• _Problem to work on_:
Reproduce the data items from the line with "hsl-row-value[interactable]: 0 xyxy=(970,309,1010,321)" to the line with "hsl-title-separator: / xyxy=(939,85,953,102)", both included, without changing anything.

Data items
⁂

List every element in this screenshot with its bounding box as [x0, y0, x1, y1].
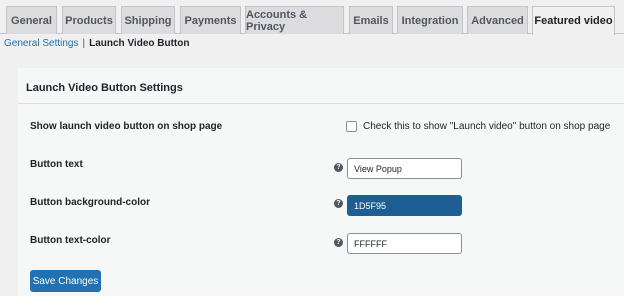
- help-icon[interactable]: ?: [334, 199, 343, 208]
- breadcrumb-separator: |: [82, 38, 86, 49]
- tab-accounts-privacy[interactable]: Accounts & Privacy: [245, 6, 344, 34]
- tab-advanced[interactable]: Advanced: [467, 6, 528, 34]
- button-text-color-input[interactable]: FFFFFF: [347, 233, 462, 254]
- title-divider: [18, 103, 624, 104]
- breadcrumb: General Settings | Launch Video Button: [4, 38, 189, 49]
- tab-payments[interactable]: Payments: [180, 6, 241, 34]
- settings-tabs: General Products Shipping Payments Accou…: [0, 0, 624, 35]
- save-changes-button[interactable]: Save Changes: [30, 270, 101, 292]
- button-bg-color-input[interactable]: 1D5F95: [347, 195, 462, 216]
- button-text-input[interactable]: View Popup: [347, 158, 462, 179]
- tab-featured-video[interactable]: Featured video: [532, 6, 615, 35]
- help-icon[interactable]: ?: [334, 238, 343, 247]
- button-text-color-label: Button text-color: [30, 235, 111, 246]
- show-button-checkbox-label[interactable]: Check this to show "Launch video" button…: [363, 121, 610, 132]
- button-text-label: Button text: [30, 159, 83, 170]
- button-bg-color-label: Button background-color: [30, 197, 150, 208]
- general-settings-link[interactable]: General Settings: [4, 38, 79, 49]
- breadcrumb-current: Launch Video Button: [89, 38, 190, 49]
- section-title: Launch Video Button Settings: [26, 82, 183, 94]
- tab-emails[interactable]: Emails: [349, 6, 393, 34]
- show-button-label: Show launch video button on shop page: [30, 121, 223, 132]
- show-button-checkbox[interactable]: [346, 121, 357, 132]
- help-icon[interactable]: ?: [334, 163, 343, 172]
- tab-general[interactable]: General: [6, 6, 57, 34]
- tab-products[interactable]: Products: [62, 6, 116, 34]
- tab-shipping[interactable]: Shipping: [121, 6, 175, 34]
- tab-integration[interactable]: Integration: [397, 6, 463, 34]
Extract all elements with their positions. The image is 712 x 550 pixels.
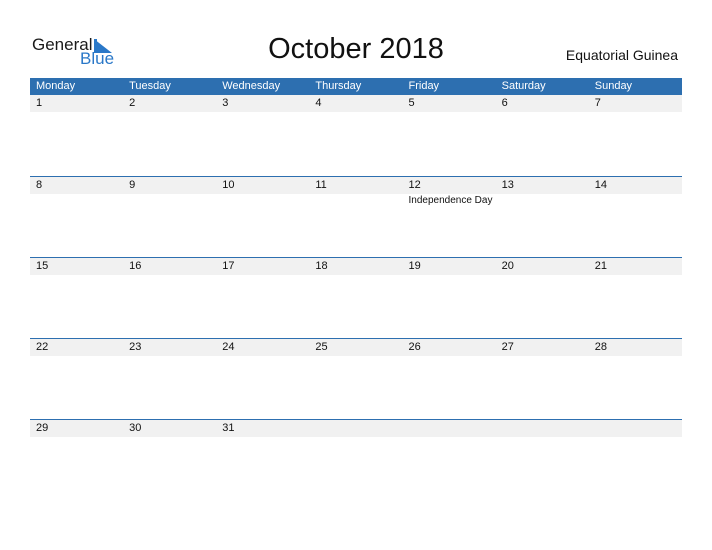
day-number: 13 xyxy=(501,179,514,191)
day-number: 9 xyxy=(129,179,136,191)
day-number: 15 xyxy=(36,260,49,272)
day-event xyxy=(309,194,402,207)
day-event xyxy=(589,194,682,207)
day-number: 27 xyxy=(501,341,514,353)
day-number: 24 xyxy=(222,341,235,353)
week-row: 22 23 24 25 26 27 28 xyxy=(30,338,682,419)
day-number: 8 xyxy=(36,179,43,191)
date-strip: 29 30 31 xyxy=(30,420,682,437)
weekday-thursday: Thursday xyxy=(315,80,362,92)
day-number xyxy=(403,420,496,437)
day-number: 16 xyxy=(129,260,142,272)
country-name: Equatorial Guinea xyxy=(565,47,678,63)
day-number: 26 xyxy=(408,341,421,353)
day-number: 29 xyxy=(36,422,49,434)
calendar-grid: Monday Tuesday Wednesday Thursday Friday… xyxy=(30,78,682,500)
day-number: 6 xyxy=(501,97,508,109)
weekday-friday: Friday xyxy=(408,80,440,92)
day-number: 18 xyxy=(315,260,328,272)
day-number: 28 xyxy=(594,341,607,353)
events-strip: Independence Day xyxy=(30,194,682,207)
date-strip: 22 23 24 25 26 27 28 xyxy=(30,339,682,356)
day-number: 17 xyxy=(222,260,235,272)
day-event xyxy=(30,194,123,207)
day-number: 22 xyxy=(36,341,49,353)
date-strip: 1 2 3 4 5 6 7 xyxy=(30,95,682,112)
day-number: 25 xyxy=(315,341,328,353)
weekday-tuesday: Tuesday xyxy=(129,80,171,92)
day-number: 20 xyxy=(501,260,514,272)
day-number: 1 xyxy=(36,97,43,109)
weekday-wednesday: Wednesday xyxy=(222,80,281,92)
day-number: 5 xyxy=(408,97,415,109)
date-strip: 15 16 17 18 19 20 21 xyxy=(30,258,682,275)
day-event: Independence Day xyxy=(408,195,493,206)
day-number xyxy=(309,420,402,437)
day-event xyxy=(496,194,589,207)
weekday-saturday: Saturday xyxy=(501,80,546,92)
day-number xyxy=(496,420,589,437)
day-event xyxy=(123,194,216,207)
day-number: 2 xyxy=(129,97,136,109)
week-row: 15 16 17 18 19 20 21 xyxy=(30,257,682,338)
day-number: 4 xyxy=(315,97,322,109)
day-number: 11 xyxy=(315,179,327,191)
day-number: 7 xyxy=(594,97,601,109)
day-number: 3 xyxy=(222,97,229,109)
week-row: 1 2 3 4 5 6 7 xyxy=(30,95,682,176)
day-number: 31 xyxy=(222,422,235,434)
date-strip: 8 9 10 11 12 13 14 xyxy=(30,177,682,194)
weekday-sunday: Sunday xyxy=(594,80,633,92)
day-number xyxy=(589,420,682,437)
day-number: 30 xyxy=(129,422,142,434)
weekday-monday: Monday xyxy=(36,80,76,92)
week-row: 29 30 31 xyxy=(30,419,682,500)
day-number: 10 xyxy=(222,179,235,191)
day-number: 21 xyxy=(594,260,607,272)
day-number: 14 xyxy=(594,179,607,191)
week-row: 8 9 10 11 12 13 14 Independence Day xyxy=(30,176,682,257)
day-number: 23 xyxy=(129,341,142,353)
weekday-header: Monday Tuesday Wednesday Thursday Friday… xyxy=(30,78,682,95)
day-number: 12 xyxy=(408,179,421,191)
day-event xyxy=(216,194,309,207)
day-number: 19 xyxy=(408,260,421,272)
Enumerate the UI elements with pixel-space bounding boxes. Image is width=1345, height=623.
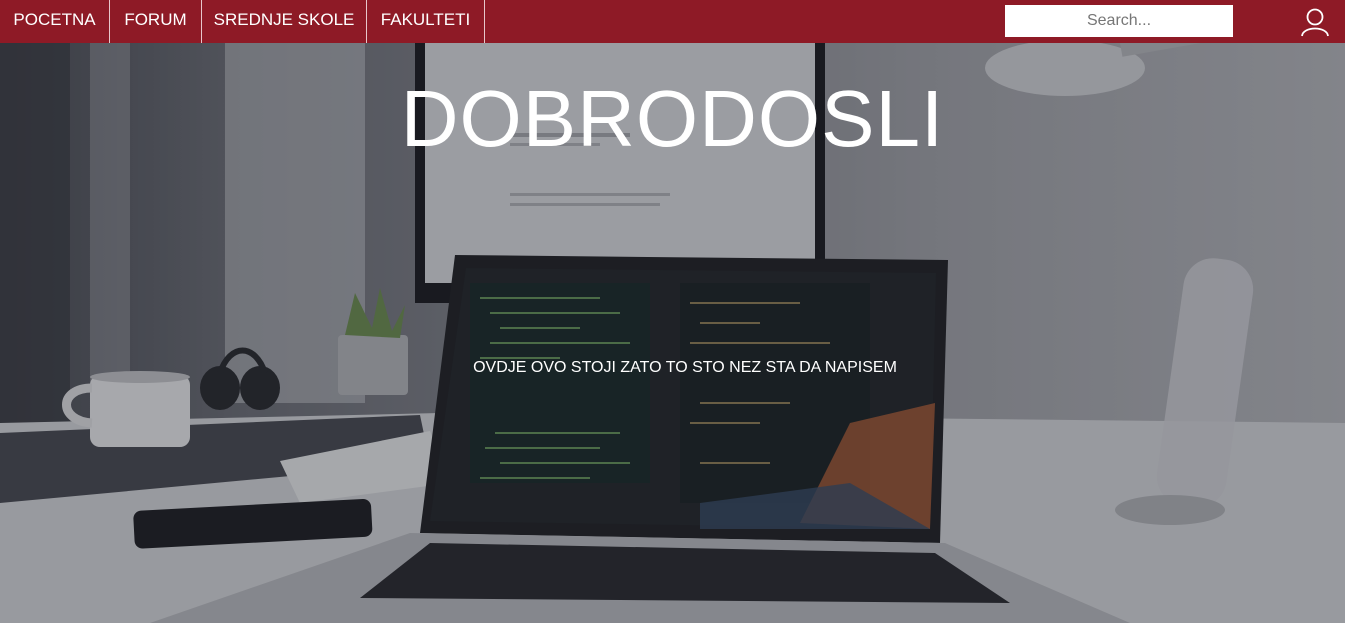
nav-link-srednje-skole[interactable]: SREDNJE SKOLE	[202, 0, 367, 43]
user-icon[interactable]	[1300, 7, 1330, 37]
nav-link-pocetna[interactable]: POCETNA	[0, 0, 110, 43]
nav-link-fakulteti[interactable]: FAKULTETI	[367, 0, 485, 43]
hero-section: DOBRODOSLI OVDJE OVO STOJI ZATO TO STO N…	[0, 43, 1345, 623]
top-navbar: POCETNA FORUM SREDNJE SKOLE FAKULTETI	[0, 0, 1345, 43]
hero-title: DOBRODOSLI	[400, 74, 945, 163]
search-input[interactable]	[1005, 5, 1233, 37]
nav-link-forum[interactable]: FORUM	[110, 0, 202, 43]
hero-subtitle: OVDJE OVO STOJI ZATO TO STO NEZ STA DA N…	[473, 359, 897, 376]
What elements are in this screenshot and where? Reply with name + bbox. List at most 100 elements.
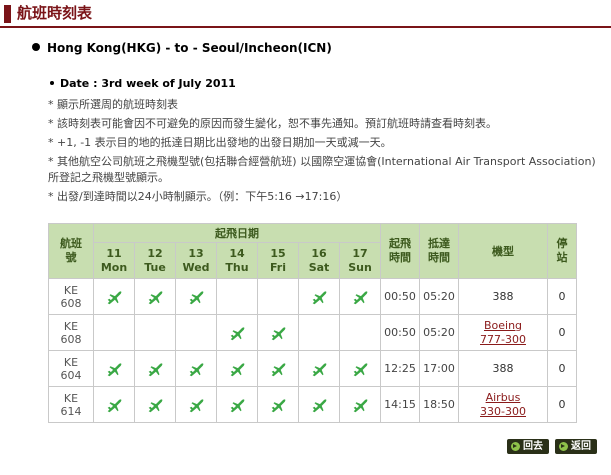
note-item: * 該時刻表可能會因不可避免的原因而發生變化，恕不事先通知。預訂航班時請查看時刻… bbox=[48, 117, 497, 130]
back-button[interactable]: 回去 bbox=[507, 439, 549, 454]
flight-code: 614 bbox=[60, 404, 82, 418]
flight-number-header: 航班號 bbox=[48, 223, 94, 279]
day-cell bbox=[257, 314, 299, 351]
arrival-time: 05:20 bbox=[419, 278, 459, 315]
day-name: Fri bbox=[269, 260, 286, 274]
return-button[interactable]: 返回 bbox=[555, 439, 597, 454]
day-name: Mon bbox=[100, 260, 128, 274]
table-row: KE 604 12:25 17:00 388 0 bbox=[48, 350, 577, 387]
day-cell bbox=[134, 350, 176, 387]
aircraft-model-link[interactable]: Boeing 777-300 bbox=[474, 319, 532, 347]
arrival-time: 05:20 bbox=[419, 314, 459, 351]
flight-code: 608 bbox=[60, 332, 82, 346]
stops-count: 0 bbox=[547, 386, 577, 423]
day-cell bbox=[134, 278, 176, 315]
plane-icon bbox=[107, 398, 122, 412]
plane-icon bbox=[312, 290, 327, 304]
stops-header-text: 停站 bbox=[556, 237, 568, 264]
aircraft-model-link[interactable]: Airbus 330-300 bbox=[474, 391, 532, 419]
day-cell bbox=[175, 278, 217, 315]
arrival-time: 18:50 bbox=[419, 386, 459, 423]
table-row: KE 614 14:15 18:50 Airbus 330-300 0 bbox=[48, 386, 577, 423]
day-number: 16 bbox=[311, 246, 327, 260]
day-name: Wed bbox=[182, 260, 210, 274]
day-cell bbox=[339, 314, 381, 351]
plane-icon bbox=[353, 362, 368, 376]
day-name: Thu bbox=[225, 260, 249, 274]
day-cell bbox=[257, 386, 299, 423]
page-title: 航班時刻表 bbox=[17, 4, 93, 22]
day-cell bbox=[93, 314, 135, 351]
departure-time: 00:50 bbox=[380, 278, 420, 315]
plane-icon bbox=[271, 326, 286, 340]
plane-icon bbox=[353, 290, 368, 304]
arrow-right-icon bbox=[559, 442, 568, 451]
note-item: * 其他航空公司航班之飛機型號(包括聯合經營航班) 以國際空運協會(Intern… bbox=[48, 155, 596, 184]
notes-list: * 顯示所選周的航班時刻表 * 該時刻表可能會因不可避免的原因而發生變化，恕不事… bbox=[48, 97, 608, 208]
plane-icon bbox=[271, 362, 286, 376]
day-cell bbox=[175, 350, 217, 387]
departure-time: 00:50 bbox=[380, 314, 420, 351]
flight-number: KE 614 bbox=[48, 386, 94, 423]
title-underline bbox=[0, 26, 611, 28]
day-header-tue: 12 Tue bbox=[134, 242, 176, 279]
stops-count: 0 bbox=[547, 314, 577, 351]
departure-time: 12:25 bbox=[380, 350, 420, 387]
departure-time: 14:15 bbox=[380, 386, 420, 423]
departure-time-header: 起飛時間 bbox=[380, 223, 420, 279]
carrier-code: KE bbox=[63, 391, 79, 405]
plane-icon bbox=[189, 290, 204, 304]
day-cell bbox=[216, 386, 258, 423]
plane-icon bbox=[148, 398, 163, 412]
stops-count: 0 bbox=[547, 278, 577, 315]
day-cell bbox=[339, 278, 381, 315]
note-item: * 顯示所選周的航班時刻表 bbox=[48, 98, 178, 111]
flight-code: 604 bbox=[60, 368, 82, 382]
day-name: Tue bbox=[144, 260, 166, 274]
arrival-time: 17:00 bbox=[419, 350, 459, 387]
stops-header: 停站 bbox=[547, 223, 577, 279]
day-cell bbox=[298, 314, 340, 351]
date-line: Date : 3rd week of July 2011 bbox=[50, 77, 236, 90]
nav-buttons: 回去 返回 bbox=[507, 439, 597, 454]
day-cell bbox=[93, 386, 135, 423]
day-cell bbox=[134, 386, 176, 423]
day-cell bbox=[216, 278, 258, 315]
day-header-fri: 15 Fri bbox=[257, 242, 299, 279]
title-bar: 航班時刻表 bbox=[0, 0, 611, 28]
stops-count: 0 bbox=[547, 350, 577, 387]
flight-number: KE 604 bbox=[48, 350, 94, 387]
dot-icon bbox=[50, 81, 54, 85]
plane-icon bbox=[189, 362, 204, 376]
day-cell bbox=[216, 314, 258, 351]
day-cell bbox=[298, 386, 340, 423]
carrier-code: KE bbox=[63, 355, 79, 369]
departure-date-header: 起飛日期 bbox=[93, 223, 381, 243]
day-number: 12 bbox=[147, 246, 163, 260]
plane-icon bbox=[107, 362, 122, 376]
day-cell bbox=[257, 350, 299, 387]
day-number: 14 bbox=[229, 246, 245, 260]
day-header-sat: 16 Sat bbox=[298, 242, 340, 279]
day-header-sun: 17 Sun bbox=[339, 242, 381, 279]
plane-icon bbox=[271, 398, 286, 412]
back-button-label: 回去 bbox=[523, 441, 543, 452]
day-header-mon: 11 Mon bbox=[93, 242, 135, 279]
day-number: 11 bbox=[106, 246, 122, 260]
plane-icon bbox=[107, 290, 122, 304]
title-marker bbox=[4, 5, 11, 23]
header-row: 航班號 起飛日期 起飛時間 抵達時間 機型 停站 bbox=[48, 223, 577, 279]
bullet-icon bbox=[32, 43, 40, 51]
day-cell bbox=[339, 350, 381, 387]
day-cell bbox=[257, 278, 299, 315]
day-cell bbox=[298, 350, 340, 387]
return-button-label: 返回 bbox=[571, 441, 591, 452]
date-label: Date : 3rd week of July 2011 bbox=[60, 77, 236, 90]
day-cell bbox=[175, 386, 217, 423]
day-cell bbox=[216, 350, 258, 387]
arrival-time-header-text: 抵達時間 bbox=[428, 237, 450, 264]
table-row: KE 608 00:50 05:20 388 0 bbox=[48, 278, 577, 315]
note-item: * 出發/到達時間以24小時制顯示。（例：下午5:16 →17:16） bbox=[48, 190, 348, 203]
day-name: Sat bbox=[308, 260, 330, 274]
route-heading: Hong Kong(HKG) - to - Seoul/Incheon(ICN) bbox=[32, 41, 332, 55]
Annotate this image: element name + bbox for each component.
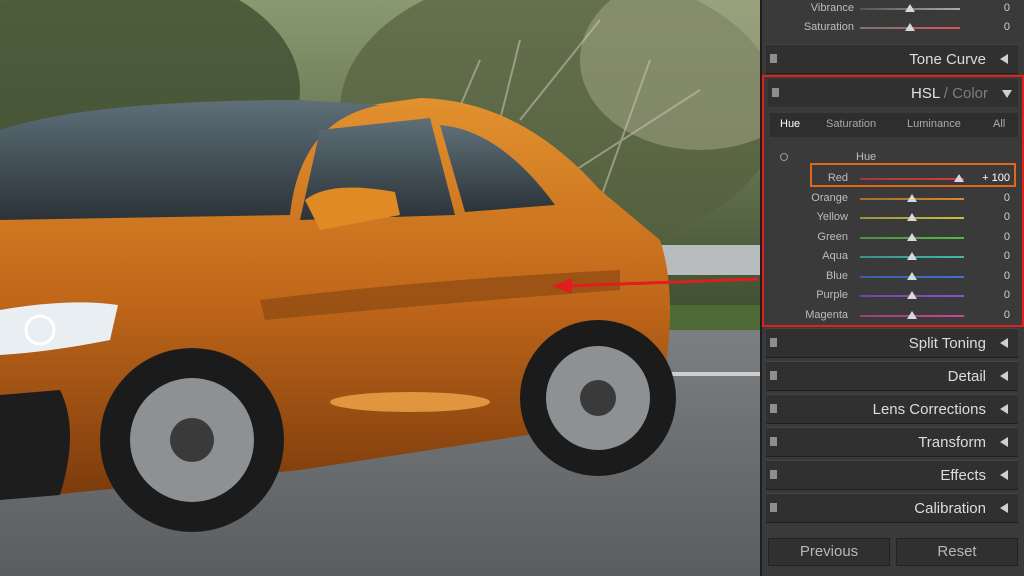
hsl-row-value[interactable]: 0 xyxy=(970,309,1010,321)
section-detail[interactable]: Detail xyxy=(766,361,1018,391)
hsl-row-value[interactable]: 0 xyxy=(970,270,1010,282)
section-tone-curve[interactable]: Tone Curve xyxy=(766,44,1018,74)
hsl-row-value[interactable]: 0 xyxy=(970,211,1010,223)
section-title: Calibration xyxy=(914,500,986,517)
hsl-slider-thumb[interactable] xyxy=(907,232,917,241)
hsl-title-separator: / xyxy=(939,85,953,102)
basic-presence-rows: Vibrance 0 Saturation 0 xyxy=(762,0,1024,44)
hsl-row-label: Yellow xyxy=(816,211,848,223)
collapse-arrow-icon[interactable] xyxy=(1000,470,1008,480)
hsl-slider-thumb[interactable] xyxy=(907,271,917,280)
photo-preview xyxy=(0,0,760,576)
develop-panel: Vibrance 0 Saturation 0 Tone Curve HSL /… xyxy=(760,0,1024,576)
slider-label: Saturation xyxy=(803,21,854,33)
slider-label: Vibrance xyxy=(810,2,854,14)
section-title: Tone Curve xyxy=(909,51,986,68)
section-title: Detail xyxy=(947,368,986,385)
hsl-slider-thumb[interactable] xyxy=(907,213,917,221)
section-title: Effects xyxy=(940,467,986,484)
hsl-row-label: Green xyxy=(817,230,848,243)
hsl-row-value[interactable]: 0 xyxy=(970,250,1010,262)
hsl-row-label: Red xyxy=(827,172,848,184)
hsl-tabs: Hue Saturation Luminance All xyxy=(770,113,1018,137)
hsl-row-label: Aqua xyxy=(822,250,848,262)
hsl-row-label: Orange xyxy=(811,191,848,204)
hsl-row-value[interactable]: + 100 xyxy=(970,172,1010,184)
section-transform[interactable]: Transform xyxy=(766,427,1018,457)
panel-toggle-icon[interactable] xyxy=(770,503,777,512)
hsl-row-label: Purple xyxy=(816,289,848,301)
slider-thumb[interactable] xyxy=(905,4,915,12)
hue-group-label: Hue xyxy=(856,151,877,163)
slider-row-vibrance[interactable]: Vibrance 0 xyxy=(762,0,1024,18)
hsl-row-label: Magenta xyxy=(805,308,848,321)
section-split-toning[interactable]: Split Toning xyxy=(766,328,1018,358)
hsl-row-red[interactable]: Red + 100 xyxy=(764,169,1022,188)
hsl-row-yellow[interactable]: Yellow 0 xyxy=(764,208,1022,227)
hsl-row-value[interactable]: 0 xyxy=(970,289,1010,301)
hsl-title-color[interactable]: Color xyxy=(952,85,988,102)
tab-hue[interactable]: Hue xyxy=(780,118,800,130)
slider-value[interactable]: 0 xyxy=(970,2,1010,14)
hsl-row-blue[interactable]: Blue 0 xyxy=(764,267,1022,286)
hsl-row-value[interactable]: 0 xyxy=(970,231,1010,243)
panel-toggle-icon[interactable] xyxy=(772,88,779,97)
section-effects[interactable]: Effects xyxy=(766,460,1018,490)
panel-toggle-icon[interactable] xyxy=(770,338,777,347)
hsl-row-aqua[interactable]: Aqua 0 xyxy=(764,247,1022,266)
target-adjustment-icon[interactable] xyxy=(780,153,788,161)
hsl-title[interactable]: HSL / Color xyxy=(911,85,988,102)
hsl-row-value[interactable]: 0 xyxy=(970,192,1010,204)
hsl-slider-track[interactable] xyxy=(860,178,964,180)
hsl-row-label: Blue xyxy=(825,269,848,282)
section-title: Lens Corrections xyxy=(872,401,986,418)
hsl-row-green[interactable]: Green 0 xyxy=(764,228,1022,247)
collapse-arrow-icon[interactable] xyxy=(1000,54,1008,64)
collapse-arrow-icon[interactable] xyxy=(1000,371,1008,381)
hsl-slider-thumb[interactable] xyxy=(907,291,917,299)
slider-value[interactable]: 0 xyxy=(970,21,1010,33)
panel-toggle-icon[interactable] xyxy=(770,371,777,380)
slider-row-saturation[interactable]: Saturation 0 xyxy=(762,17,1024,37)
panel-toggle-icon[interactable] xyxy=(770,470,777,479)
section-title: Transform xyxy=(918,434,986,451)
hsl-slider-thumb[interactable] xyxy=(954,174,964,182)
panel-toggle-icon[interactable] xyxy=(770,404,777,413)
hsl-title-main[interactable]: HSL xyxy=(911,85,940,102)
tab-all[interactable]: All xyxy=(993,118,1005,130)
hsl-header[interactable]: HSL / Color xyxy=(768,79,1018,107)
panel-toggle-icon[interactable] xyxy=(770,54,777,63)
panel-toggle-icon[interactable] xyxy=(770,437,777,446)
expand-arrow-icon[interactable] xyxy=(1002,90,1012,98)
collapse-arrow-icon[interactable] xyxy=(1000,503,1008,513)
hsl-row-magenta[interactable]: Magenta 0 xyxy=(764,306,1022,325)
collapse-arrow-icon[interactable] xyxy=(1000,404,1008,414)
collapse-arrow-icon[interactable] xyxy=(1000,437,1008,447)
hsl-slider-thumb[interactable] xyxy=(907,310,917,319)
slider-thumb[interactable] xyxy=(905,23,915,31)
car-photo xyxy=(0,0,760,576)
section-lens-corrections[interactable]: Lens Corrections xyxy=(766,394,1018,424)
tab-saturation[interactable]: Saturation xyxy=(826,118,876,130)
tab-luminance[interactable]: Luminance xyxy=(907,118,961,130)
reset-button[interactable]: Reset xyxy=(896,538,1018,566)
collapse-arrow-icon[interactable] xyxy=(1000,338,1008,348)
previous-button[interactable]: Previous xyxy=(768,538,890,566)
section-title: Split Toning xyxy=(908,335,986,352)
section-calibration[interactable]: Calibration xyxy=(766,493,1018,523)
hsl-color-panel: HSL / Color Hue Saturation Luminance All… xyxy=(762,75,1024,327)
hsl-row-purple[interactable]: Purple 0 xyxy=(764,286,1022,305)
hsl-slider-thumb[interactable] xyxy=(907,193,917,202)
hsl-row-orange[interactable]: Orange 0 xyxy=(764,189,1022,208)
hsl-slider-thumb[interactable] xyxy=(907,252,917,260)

⁂

• _The result_:
hsl-row-value[interactable]: 0 xyxy=(970,309,1010,321)
section-detail[interactable]: Detail xyxy=(766,361,1018,391)
hsl-row-value[interactable]: 0 xyxy=(970,270,1010,282)
section-tone-curve[interactable]: Tone Curve xyxy=(766,44,1018,74)
hsl-row-value[interactable]: 0 xyxy=(970,211,1010,223)
section-title: Calibration xyxy=(914,500,986,517)
hsl-slider-thumb[interactable] xyxy=(907,232,917,241)
hsl-title-separator: / xyxy=(939,85,953,102)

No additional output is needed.